(RECORD SET):
==*==

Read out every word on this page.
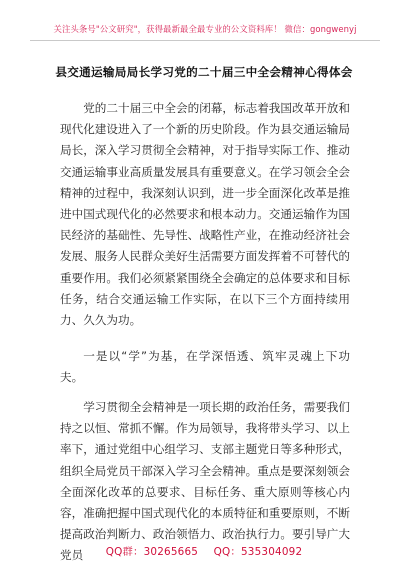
关注头条号"公文研究"，获得最新最全最专业的公文资料库！ 微信：gongwenyj
县交通运输局局长学习党的二十届三中全会精神心得体会

党的二十届三中全会的闭幕，标志着我国改革开放和现代化建设进入了一个新的历史阶段。作为县交通运输局局长，深入学习贯彻全会精神，对于指导实际工作、推动交通运输事业高质量发展具有重要意义。在学习领会全会精神的过程中，我深刻认识到，进一步全面深化改革是推进中国式现代化的必然要求和根本动力。交通运输作为国民经济的基础性、先导性、战略性产业，在推动经济社会发展、服务人民群众美好生活需要方面发挥着不可替代的重要作用。我们必须紧紧围绕全会确定的总体要求和目标任务，结合交通运输工作实际，在以下三个方面持续用力、久久为功。

一是以“学”为基，在学深悟透、筑牢灵魂上下功夫。

学习贯彻全会精神是一项长期的政治任务，需要我们持之以恒、常抓不懈。作为局领导，我将带头学习、以上率下，通过党组中心组学习、支部主题党日等多种形式，组织全局党员干部深入学习全会精神。重点是要深刻领会全面深化改革的总要求、目标任务、重大原则等核心内容，准确把握中国式现代化的本质特征和重要原则，不断提高政治判断力、政治领悟力、政治执行力。要引导广大党员	QQ群：30265665 QQ：535304092
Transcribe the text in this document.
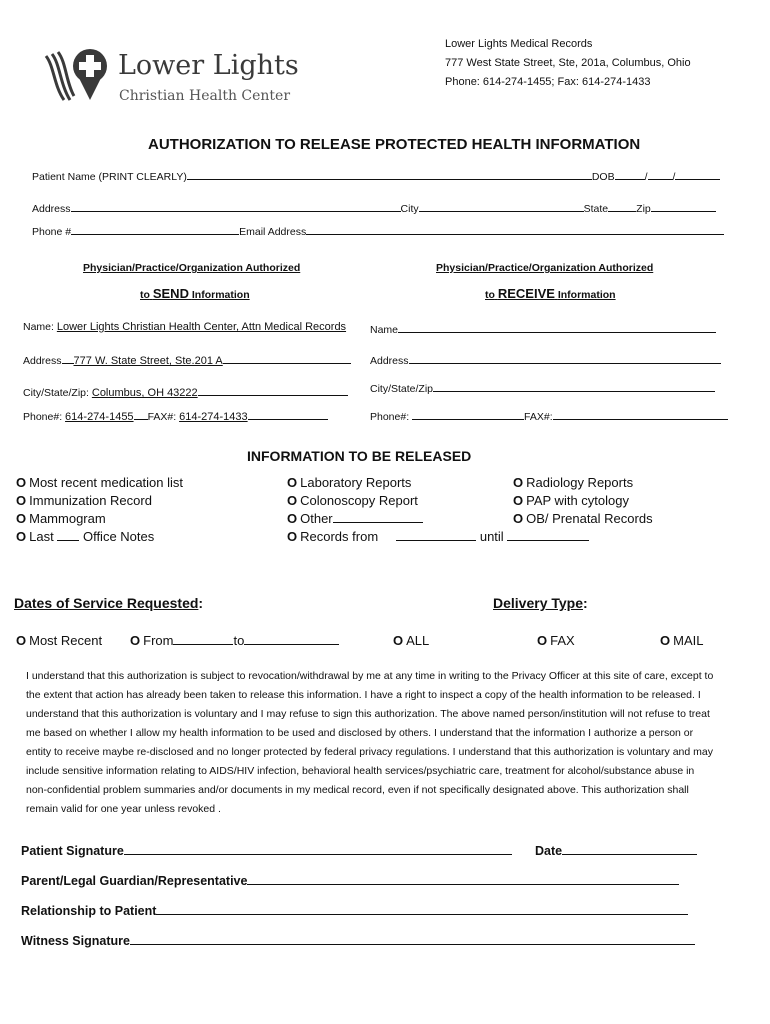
Lower Lights
Christian Health Center
Lower Lights Medical Records
777 West State Street, Ste, 201a, Columbus, Ohio
Phone: 614-274-1455; Fax: 614-274-1433
AUTHORIZATION TO RELEASE PROTECTED HEALTH INFORMATION
Patient Name (PRINT CLEARLY)	DOB	/ /
Address	City	State	Zip
Phone #	Email Address
Physician/Practice/Organization Authorized
to SEND Information
Physician/Practice/Organization Authorized
to RECEIVE Information
Name: Lower Lights Christian Health Center, Attn Medical Records
Address 777 W. State Street, Ste.201 A
City/State/Zip: Columbus, OH 43222
Phone#: 614-274-1455 FAX#: 614-274-1433
Name
Address
City/State/Zip
Phone#:	FAX#:
INFORMATION TO BE RELEASED
O Most recent medication list
O Immunization Record
O Mammogram
O Last Office Notes
O Laboratory Reports
O Colonoscopy Report
O Other
O Records from	until
O Radiology Reports
O PAP with cytology
O OB/ Prenatal Records
Dates of Service Requested:	Delivery Type:
O Most Recent O From	to	O ALL	O FAX	O MAIL
I understand that this authorization is subject to revocation/withdrawal by me at any time in writing to the Privacy Officer at this site of care, except to the extent that action has already been taken to release this information. I have a right to inspect a copy of the health information to be released. I understand that this authorization is voluntary and I may refuse to sign this authorization. The above named person/institution will not refuse to treat me based on whether I allow my health information to be used and disclosed by others. I understand that the information I authorize a person or entity to receive maybe re-disclosed and no longer protected by federal privacy regulations. I understand that this authorization is voluntary and may include sensitive information relating to AIDS/HIV infection, behavioral health services/psychiatric care, treatment for alcohol/substance abuse in non-confidential problem summaries and/or documents in my medical record, even if not specifically designated above. This authorization shall remain valid for one year unless revoked .
Patient Signature	Date
Parent/Legal Guardian/Representative
Relationship to Patient
Witness Signature
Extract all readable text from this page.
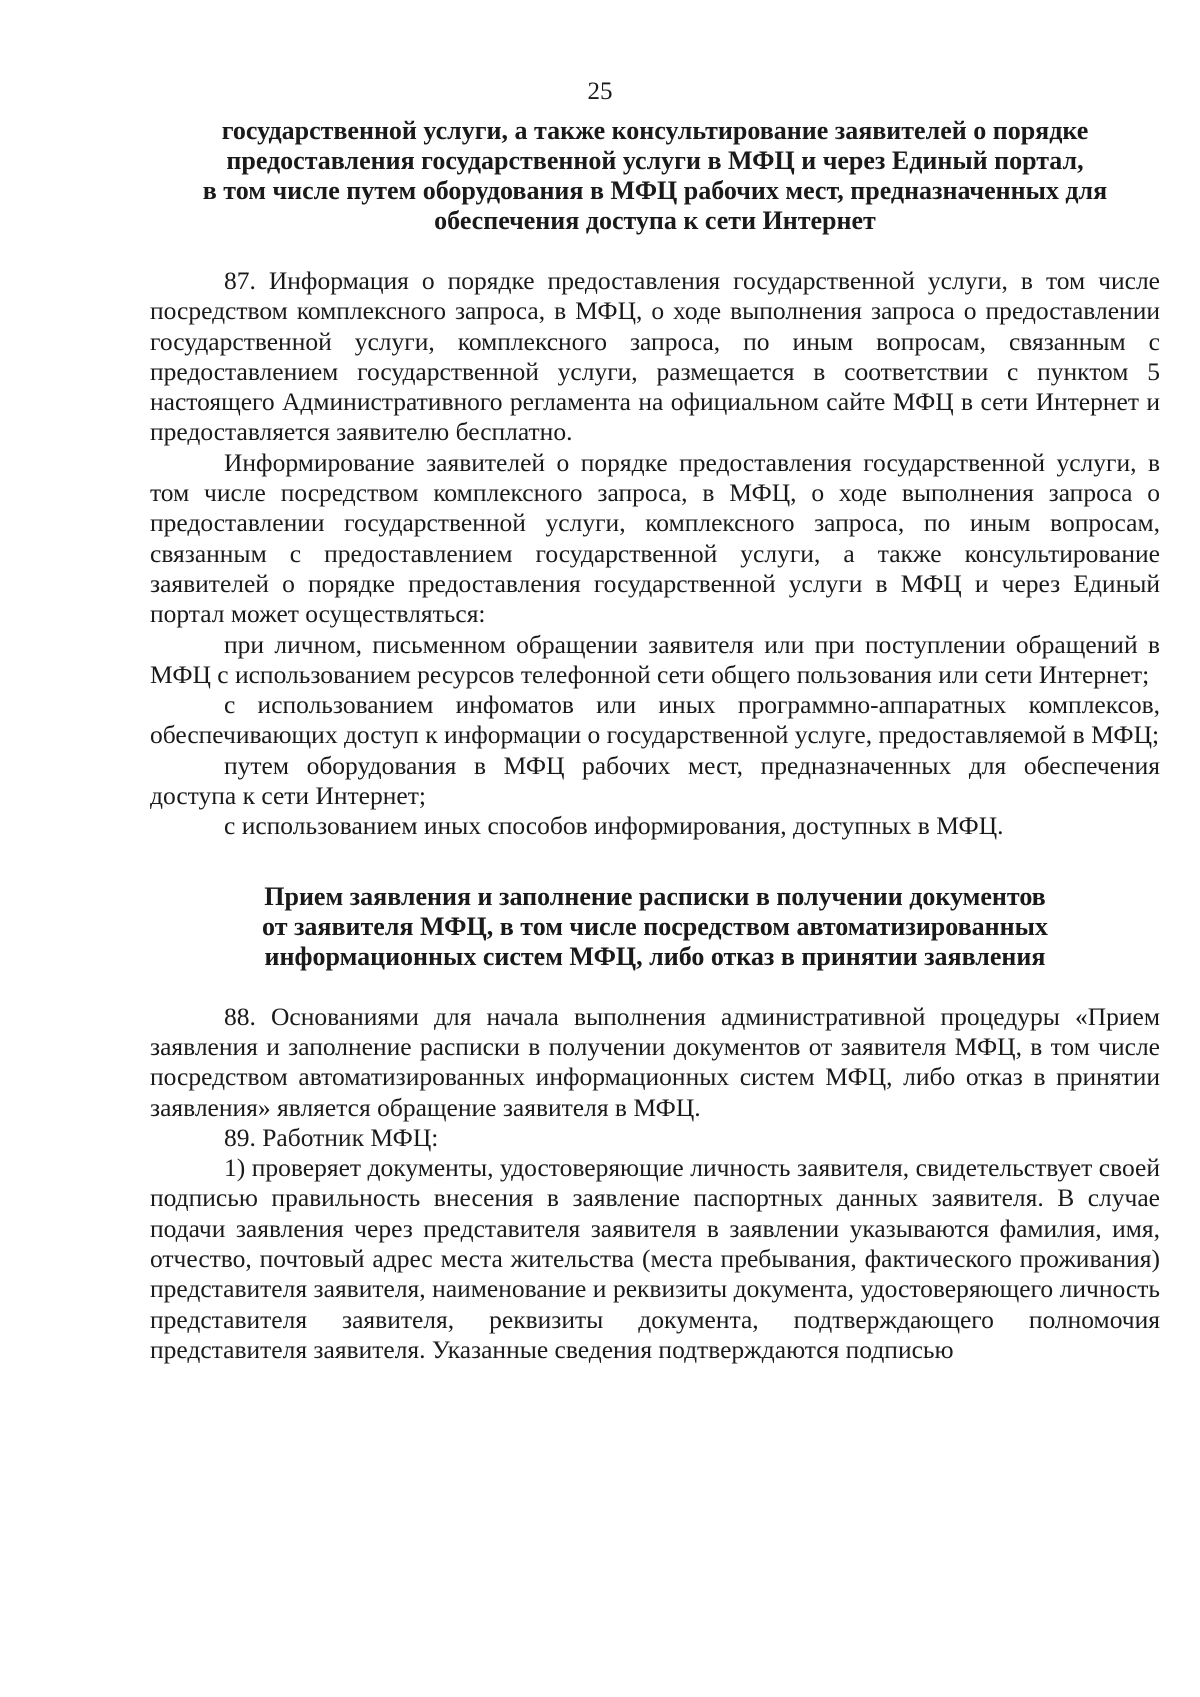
25
государственной услуги, а также консультирование заявителей о порядке
предоставления государственной услуги в МФЦ и через Единый портал,
в том числе путем оборудования в МФЦ рабочих мест, предназначенных для
обеспечения доступа к сети Интернет

87. Информация о порядке предоставления государственной услуги, в том числе посредством комплексного запроса, в МФЦ, о ходе выполнения запроса о предоставлении государственной услуги, комплексного запроса, по иным вопросам, связанным с предоставлением государственной услуги, размещается в соответствии с пунктом 5 настоящего Административного регламента на официальном сайте МФЦ в сети Интернет и предоставляется заявителю бесплатно.

Информирование заявителей о порядке предоставления государственной услуги, в том числе посредством комплексного запроса, в МФЦ, о ходе выполнения запроса о предоставлении государственной услуги, комплексного запроса, по иным вопросам, связанным с предоставлением государственной услуги, а также консультирование заявителей о порядке предоставления государственной услуги в МФЦ и через Единый портал может осуществляться:

при личном, письменном обращении заявителя или при поступлении обращений в МФЦ с использованием ресурсов телефонной сети общего пользования или сети Интернет;

с использованием инфоматов или иных программно-аппаратных комплексов, обеспечивающих доступ к информации о государственной услуге, предоставляемой в МФЦ;

путем оборудования в МФЦ рабочих мест, предназначенных для обеспечения доступа к сети Интернет;

с использованием иных способов информирования, доступных в МФЦ.

Прием заявления и заполнение расписки в получении документов
от заявителя МФЦ, в том числе посредством автоматизированных
информационных систем МФЦ, либо отказ в принятии заявления

88. Основаниями для начала выполнения административной процедуры «Прием заявления и заполнение расписки в получении документов от заявителя МФЦ, в том числе посредством автоматизированных информационных систем МФЦ, либо отказ в принятии заявления» является обращение заявителя в МФЦ.

89. Работник МФЦ:

1) проверяет документы, удостоверяющие личность заявителя, свидетельствует своей подписью правильность внесения в заявление паспортных данных заявителя. В случае подачи заявления через представителя заявителя в заявлении указываются фамилия, имя, отчество, почтовый адрес места жительства (места пребывания, фактического проживания) представителя заявителя, наименование и реквизиты документа, удостоверяющего личность представителя заявителя, реквизиты документа, подтверждающего полномочия представителя заявителя. Указанные сведения подтверждаются подписью
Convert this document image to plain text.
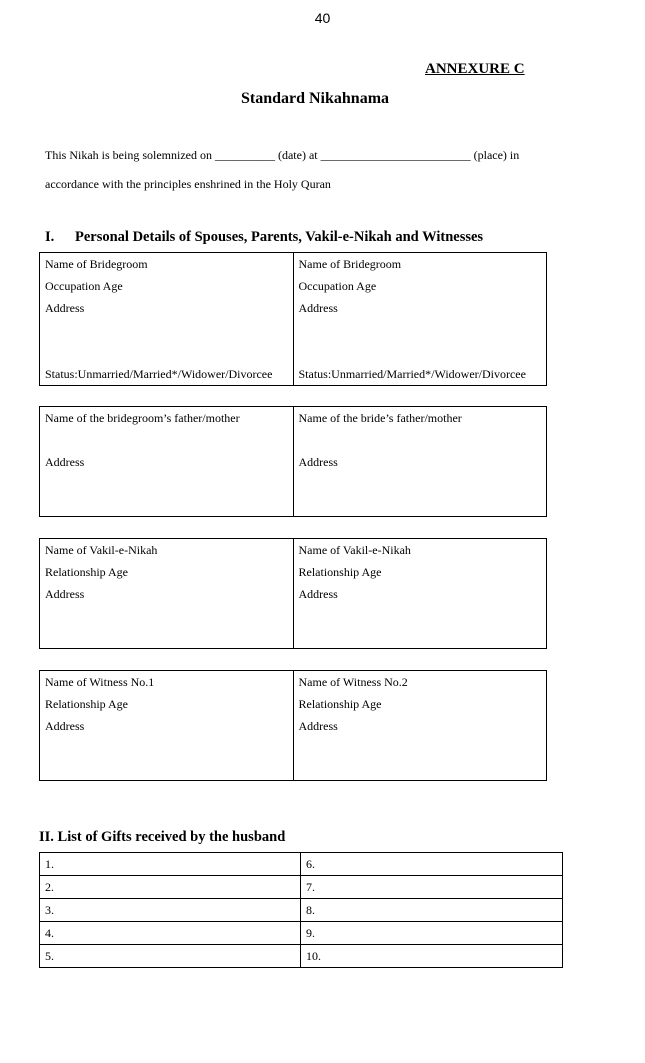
40
ANNEXURE C
Standard Nikahnama
This Nikah is being solemnized on __________ (date) at _________________________ (place) in
accordance with the principles enshrined in the Holy Quran
I. Personal Details of Spouses, Parents, Vakil-e-Nikah and Witnesses
Name of Bridegroom
Occupation Age
Address
Status:Unmarried/Married*/Widower/Divorcee

Name of Bridegroom
Occupation Age
Address
Status:Unmarried/Married*/Widower/Divorcee
Name of the bridegroom’s father/mother
Address

Name of the bride’s father/mother
Address
Name of Vakil-e-Nikah
Relationship Age
Address

Name of Vakil-e-Nikah
Relationship Age
Address
Name of Witness No.1
Relationship Age
Address

Name of Witness No.2
Relationship Age
Address
II. List of Gifts received by the husband
1.	6.
2.	7.
3.	8.
4.	9.
5.	10.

==*==

(PROBLEM STATEMENT): Count each line where the string "Lights" occurs, and write only the number.

(THE COMPLETED TASK): 3